TASK DESCRIPTION –
Gather up the lines with the word "footer" in them.

RECORDS FOR PROCESSING –
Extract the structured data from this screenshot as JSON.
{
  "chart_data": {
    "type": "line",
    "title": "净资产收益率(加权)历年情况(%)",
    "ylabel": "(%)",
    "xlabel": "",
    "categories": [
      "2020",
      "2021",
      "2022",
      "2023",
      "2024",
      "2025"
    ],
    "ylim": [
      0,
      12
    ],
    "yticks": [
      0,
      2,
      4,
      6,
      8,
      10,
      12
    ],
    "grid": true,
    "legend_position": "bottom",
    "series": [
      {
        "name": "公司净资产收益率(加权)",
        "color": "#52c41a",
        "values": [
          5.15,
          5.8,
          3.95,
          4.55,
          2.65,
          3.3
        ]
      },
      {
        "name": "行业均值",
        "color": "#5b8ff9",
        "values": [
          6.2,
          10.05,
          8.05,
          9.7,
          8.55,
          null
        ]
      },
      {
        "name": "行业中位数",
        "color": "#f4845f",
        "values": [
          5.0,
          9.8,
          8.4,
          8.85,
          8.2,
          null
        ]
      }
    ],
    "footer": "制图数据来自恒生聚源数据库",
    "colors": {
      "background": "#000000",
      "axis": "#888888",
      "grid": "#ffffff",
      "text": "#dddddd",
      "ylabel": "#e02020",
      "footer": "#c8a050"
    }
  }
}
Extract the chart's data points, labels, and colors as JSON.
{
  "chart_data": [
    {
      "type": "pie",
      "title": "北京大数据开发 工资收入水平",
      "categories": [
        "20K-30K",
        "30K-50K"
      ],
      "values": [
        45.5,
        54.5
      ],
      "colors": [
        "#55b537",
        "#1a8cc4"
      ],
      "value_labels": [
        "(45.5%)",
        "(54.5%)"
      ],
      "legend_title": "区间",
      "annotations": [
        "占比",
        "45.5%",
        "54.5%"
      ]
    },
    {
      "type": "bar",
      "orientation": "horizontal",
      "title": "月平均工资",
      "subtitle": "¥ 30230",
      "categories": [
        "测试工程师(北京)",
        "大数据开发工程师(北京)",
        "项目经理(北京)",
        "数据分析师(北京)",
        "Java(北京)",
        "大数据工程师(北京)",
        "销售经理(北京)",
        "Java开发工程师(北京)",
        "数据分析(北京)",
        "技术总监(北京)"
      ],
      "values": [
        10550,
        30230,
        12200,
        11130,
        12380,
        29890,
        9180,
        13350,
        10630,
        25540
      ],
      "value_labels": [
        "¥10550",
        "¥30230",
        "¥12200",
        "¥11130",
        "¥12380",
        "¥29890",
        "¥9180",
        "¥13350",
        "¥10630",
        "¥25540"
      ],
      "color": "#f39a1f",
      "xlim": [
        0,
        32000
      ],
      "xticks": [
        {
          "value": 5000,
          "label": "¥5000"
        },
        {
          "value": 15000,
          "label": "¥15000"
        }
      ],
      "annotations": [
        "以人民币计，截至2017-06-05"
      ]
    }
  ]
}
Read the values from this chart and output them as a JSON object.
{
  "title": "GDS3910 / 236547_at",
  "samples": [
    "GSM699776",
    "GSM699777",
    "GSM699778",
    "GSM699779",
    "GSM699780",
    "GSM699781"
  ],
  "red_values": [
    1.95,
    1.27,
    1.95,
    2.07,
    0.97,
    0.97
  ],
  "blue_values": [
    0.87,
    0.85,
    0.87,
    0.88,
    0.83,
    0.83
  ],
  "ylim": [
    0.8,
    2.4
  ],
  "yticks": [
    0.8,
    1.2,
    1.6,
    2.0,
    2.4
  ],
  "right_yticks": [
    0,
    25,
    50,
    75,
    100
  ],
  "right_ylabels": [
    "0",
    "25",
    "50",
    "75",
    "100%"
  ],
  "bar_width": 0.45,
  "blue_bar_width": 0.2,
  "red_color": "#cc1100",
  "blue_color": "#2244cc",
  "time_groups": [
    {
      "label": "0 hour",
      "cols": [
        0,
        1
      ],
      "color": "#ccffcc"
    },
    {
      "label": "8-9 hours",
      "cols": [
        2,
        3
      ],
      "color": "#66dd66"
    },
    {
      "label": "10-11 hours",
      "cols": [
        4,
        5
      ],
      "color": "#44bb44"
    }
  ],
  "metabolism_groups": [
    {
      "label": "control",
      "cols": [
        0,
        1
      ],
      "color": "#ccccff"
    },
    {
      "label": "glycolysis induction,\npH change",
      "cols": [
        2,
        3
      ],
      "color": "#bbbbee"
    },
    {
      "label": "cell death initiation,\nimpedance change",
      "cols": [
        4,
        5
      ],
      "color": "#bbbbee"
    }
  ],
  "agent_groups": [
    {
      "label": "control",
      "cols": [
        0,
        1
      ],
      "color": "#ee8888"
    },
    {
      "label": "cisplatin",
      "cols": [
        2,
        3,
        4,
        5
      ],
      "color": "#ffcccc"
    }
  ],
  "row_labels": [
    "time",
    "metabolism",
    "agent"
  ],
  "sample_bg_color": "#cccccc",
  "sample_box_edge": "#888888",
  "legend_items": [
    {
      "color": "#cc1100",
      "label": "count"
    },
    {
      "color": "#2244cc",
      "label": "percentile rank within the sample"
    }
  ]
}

ANSWER TO THIS EXERCISE –
    "footer": "制图数据来自恒生聚源数据库",
      "footer": "#c8a050"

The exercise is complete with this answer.